── Materials provided ──

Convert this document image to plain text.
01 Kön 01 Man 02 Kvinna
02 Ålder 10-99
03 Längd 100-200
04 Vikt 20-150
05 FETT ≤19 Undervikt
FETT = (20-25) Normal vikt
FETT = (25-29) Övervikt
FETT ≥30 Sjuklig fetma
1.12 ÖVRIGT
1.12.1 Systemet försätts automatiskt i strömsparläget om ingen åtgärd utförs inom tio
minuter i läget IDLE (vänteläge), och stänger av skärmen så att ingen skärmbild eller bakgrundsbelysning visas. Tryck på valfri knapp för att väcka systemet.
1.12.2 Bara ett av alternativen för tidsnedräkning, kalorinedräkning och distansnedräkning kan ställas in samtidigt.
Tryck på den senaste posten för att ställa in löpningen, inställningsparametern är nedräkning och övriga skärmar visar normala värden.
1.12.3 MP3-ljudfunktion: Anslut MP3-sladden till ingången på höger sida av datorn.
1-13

───

» Written instruction
Please reproduce every line of the material word for word.

» Solution for this task
Convert this document image to plain text.
01 Kön 01 Man 02 Kvinna
02 Ålder 10-99
03 Längd 100-200
04 Vikt 20-150
05 FETT ≤19 Undervikt
FETT = (20-25) Normal vikt
FETT = (25-29) Övervikt
FETT ≥30 Sjuklig fetma
1.12 ÖVRIGT
1.12.1 Systemet försätts automatiskt i strömsparläget om ingen åtgärd utförs inom tio
minuter i läget IDLE (vänteläge), och stänger av skärmen så att ingen skärmbild eller bakgrundsbelysning visas. Tryck på valfri knapp för att väcka systemet.
1.12.2 Bara ett av alternativen för tidsnedräkning, kalorinedräkning och distansnedräkning kan ställas in samtidigt.
Tryck på den senaste posten för att ställa in löpningen, inställningsparametern är nedräkning och övriga skärmar visar normala värden.
1.12.3 MP3-ljudfunktion: Anslut MP3-sladden till ingången på höger sida av datorn.
1-13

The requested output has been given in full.